Directive: Write the entries out again exactly as they stand, but without the pictures.

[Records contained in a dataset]
○ ○ ○ ○

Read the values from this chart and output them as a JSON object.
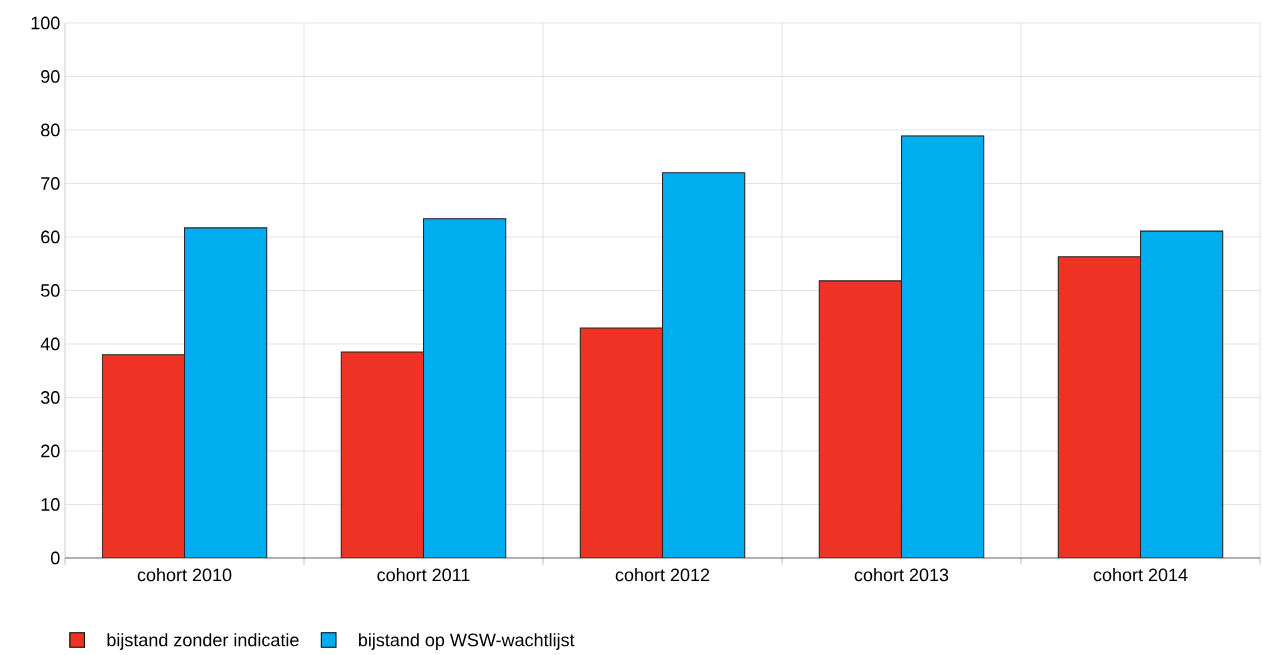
{
  "chart_data": {
    "type": "bar",
    "categories": [
      "cohort 2010",
      "cohort 2011",
      "cohort 2012",
      "cohort 2013",
      "cohort 2014"
    ],
    "series": [
      {
        "name": "bijstand zonder indicatie",
        "color": "#ee3224",
        "values": [
          38,
          38.5,
          43,
          51.8,
          56.3
        ]
      },
      {
        "name": "bijstand op WSW-wachtlijst",
        "color": "#00aeef",
        "values": [
          61.7,
          63.4,
          72,
          78.9,
          61.1
        ]
      }
    ],
    "ylim": [
      0,
      100
    ],
    "yticks": [
      0,
      10,
      20,
      30,
      40,
      50,
      60,
      70,
      80,
      90,
      100
    ],
    "grid": true,
    "legend": "bottom left"
  }
}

○ ○ ○ ○

Answer below:
Read the values from this chart and output them as a JSON object.
{
  "chart_data": {
    "type": "bar",
    "categories": [
      "cohort 2010",
      "cohort 2011",
      "cohort 2012",
      "cohort 2013",
      "cohort 2014"
    ],
    "series": [
      {
        "name": "bijstand zonder indicatie",
        "color": "#ee3224",
        "values": [
          38,
          38.5,
          43,
          51.8,
          56.3
        ]
      },
      {
        "name": "bijstand op WSW-wachtlijst",
        "color": "#00aeef",
        "values": [
          61.7,
          63.4,
          72,
          78.9,
          61.1
        ]
      }
    ],
    "ylim": [
      0,
      100
    ],
    "yticks": [
      0,
      10,
      20,
      30,
      40,
      50,
      60,
      70,
      80,
      90,
      100
    ],
    "grid": true,
    "legend": "bottom left"
  }
}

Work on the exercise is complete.